=== Instruction ===
Transcribe each of the records below exactly, excluding all pictures.

=== Data entries ===
☆ ☆ ☆

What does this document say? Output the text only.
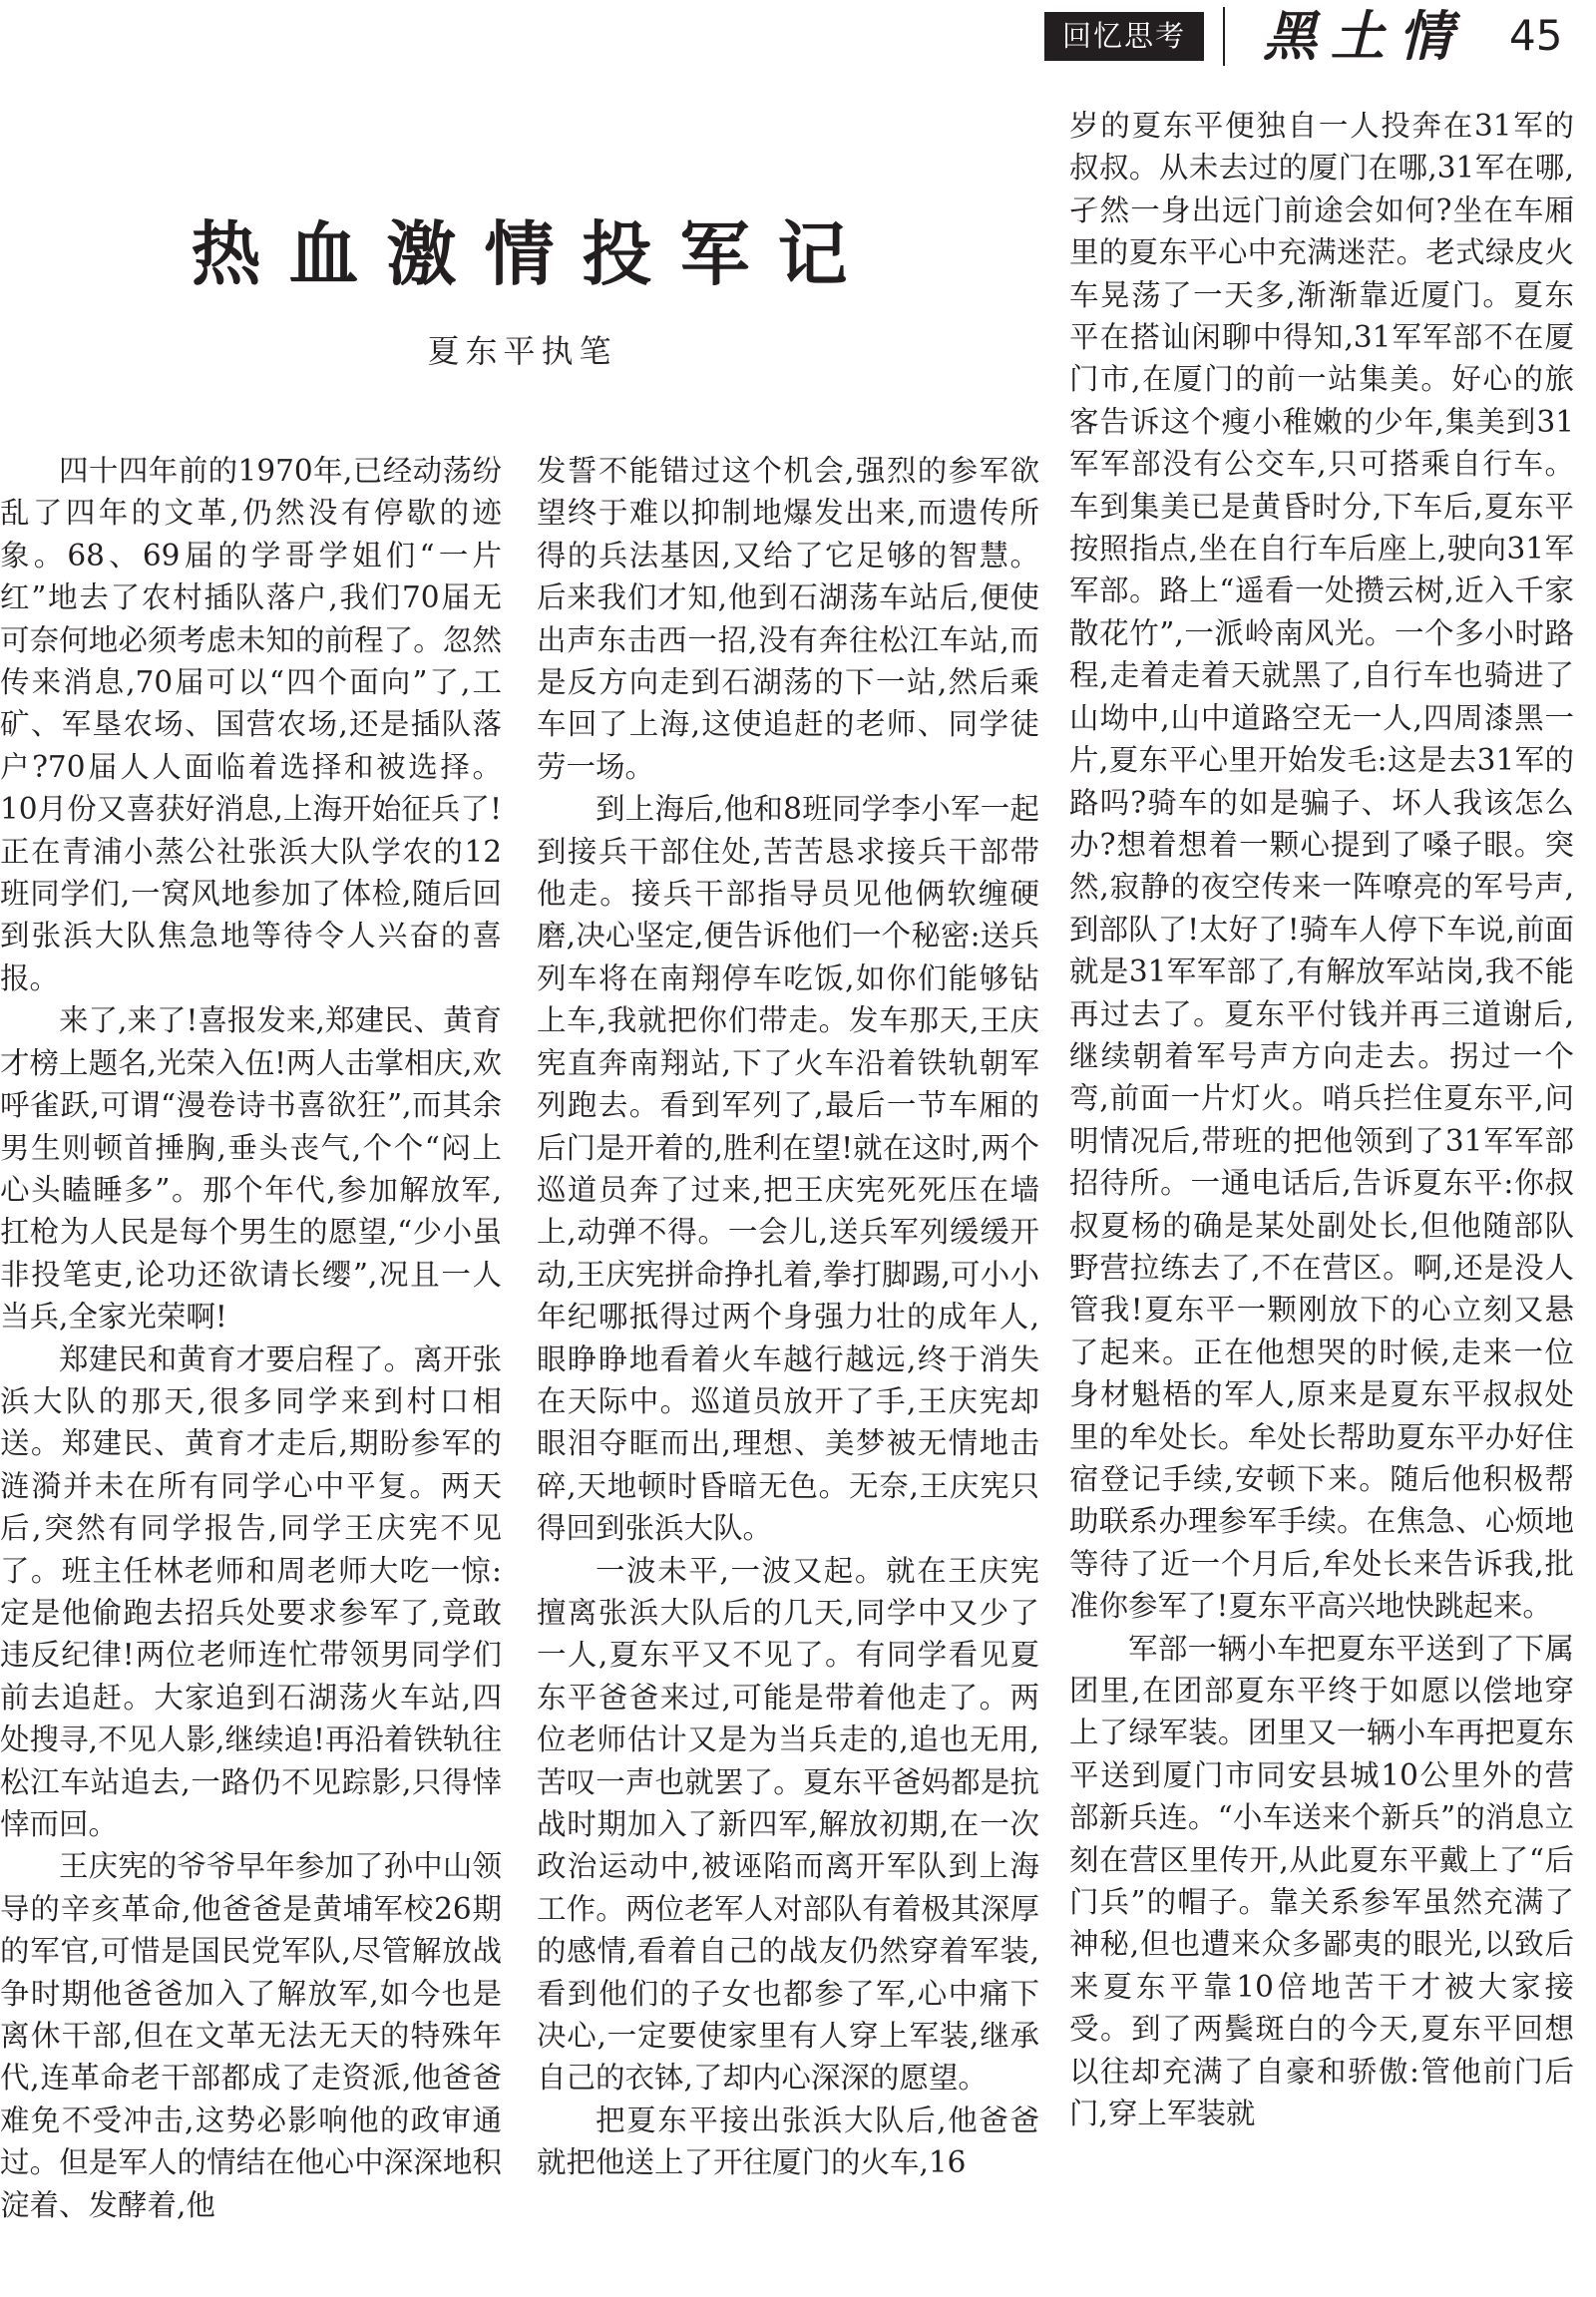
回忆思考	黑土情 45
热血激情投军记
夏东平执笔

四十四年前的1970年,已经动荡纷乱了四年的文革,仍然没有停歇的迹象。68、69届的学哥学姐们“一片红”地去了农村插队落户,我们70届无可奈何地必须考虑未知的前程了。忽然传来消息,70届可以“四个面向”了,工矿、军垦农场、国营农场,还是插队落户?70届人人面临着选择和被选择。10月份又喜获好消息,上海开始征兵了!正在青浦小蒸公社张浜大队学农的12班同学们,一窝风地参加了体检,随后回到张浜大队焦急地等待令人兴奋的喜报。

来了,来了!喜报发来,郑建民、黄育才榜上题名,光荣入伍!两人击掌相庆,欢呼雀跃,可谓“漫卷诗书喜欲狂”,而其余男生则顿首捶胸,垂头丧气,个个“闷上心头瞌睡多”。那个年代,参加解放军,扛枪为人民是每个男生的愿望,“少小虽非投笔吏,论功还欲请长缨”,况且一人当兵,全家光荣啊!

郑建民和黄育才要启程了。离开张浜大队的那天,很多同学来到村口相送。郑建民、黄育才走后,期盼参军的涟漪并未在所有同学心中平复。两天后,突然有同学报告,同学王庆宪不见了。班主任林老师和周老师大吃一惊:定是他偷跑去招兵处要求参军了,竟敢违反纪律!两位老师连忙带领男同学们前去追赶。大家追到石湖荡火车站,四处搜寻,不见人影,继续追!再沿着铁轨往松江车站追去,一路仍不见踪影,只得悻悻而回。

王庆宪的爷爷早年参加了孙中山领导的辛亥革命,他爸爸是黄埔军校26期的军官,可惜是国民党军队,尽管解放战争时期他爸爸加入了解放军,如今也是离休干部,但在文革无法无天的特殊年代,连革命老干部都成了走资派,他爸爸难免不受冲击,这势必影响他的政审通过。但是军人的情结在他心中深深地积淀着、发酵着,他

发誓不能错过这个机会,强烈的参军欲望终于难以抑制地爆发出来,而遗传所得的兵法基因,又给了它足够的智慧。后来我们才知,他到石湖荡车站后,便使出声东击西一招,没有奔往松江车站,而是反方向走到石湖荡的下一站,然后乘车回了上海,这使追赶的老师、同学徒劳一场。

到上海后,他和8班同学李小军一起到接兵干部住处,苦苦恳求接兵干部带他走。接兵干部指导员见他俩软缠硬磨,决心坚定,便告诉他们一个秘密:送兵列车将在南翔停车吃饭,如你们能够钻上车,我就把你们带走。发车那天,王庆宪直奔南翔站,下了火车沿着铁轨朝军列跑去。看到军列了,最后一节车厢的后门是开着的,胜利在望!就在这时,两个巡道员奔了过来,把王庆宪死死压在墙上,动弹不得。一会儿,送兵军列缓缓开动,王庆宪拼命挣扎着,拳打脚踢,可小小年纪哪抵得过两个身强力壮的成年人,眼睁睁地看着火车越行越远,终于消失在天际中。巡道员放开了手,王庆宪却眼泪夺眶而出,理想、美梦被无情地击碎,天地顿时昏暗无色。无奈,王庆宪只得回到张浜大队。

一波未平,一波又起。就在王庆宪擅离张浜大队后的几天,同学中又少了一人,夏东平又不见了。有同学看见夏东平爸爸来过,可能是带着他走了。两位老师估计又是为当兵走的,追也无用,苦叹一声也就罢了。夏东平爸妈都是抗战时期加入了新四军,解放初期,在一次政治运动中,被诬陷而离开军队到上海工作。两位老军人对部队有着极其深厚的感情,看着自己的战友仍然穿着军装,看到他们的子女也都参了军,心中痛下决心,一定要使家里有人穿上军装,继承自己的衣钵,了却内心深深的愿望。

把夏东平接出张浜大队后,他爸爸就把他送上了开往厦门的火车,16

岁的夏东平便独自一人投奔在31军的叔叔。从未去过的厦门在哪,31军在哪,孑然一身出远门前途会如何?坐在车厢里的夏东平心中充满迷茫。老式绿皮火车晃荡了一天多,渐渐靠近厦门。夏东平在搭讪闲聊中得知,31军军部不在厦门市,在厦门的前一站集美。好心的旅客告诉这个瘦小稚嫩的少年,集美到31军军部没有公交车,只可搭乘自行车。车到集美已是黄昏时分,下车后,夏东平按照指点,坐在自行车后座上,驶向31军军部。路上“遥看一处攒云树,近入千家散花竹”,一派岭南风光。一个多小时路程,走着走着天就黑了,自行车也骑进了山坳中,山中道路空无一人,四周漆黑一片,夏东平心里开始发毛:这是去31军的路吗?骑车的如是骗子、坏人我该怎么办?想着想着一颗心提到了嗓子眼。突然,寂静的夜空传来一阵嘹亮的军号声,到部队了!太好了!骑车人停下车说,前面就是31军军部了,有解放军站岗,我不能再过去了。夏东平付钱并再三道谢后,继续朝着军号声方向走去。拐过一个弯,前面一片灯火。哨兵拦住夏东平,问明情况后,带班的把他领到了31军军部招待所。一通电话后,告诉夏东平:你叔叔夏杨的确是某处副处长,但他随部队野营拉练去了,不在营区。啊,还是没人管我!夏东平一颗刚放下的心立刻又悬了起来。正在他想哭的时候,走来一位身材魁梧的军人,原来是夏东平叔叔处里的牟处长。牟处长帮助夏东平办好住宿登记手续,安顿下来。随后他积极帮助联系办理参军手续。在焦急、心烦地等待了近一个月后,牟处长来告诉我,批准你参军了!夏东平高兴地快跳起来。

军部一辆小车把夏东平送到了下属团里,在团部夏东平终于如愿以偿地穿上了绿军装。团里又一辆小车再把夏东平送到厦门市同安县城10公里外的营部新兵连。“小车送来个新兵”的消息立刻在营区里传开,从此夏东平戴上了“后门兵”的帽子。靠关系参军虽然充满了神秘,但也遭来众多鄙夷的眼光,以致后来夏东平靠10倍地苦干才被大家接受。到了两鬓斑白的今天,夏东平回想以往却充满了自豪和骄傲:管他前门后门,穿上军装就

☆ ☆ ☆

=== Response ===
What does this document say? Output the text only.
回忆思考	黑土情 45
热血激情投军记
夏东平执笔

四十四年前的1970年,已经动荡纷乱了四年的文革,仍然没有停歇的迹象。68、69届的学哥学姐们“一片红”地去了农村插队落户,我们70届无可奈何地必须考虑未知的前程了。忽然传来消息,70届可以“四个面向”了,工矿、军垦农场、国营农场,还是插队落户?70届人人面临着选择和被选择。10月份又喜获好消息,上海开始征兵了!正在青浦小蒸公社张浜大队学农的12班同学们,一窝风地参加了体检,随后回到张浜大队焦急地等待令人兴奋的喜报。

来了,来了!喜报发来,郑建民、黄育才榜上题名,光荣入伍!两人击掌相庆,欢呼雀跃,可谓“漫卷诗书喜欲狂”,而其余男生则顿首捶胸,垂头丧气,个个“闷上心头瞌睡多”。那个年代,参加解放军,扛枪为人民是每个男生的愿望,“少小虽非投笔吏,论功还欲请长缨”,况且一人当兵,全家光荣啊!

郑建民和黄育才要启程了。离开张浜大队的那天,很多同学来到村口相送。郑建民、黄育才走后,期盼参军的涟漪并未在所有同学心中平复。两天后,突然有同学报告,同学王庆宪不见了。班主任林老师和周老师大吃一惊:定是他偷跑去招兵处要求参军了,竟敢违反纪律!两位老师连忙带领男同学们前去追赶。大家追到石湖荡火车站,四处搜寻,不见人影,继续追!再沿着铁轨往松江车站追去,一路仍不见踪影,只得悻悻而回。

王庆宪的爷爷早年参加了孙中山领导的辛亥革命,他爸爸是黄埔军校26期的军官,可惜是国民党军队,尽管解放战争时期他爸爸加入了解放军,如今也是离休干部,但在文革无法无天的特殊年代,连革命老干部都成了走资派,他爸爸难免不受冲击,这势必影响他的政审通过。但是军人的情结在他心中深深地积淀着、发酵着,他

发誓不能错过这个机会,强烈的参军欲望终于难以抑制地爆发出来,而遗传所得的兵法基因,又给了它足够的智慧。后来我们才知,他到石湖荡车站后,便使出声东击西一招,没有奔往松江车站,而是反方向走到石湖荡的下一站,然后乘车回了上海,这使追赶的老师、同学徒劳一场。

到上海后,他和8班同学李小军一起到接兵干部住处,苦苦恳求接兵干部带他走。接兵干部指导员见他俩软缠硬磨,决心坚定,便告诉他们一个秘密:送兵列车将在南翔停车吃饭,如你们能够钻上车,我就把你们带走。发车那天,王庆宪直奔南翔站,下了火车沿着铁轨朝军列跑去。看到军列了,最后一节车厢的后门是开着的,胜利在望!就在这时,两个巡道员奔了过来,把王庆宪死死压在墙上,动弹不得。一会儿,送兵军列缓缓开动,王庆宪拼命挣扎着,拳打脚踢,可小小年纪哪抵得过两个身强力壮的成年人,眼睁睁地看着火车越行越远,终于消失在天际中。巡道员放开了手,王庆宪却眼泪夺眶而出,理想、美梦被无情地击碎,天地顿时昏暗无色。无奈,王庆宪只得回到张浜大队。

一波未平,一波又起。就在王庆宪擅离张浜大队后的几天,同学中又少了一人,夏东平又不见了。有同学看见夏东平爸爸来过,可能是带着他走了。两位老师估计又是为当兵走的,追也无用,苦叹一声也就罢了。夏东平爸妈都是抗战时期加入了新四军,解放初期,在一次政治运动中,被诬陷而离开军队到上海工作。两位老军人对部队有着极其深厚的感情,看着自己的战友仍然穿着军装,看到他们的子女也都参了军,心中痛下决心,一定要使家里有人穿上军装,继承自己的衣钵,了却内心深深的愿望。

把夏东平接出张浜大队后,他爸爸就把他送上了开往厦门的火车,16

岁的夏东平便独自一人投奔在31军的叔叔。从未去过的厦门在哪,31军在哪,孑然一身出远门前途会如何?坐在车厢里的夏东平心中充满迷茫。老式绿皮火车晃荡了一天多,渐渐靠近厦门。夏东平在搭讪闲聊中得知,31军军部不在厦门市,在厦门的前一站集美。好心的旅客告诉这个瘦小稚嫩的少年,集美到31军军部没有公交车,只可搭乘自行车。车到集美已是黄昏时分,下车后,夏东平按照指点,坐在自行车后座上,驶向31军军部。路上“遥看一处攒云树,近入千家散花竹”,一派岭南风光。一个多小时路程,走着走着天就黑了,自行车也骑进了山坳中,山中道路空无一人,四周漆黑一片,夏东平心里开始发毛:这是去31军的路吗?骑车的如是骗子、坏人我该怎么办?想着想着一颗心提到了嗓子眼。突然,寂静的夜空传来一阵嘹亮的军号声,到部队了!太好了!骑车人停下车说,前面就是31军军部了,有解放军站岗,我不能再过去了。夏东平付钱并再三道谢后,继续朝着军号声方向走去。拐过一个弯,前面一片灯火。哨兵拦住夏东平,问明情况后,带班的把他领到了31军军部招待所。一通电话后,告诉夏东平:你叔叔夏杨的确是某处副处长,但他随部队野营拉练去了,不在营区。啊,还是没人管我!夏东平一颗刚放下的心立刻又悬了起来。正在他想哭的时候,走来一位身材魁梧的军人,原来是夏东平叔叔处里的牟处长。牟处长帮助夏东平办好住宿登记手续,安顿下来。随后他积极帮助联系办理参军手续。在焦急、心烦地等待了近一个月后,牟处长来告诉我,批准你参军了!夏东平高兴地快跳起来。

军部一辆小车把夏东平送到了下属团里,在团部夏东平终于如愿以偿地穿上了绿军装。团里又一辆小车再把夏东平送到厦门市同安县城10公里外的营部新兵连。“小车送来个新兵”的消息立刻在营区里传开,从此夏东平戴上了“后门兵”的帽子。靠关系参军虽然充满了神秘,但也遭来众多鄙夷的眼光,以致后来夏东平靠10倍地苦干才被大家接受。到了两鬓斑白的今天,夏东平回想以往却充满了自豪和骄傲:管他前门后门,穿上军装就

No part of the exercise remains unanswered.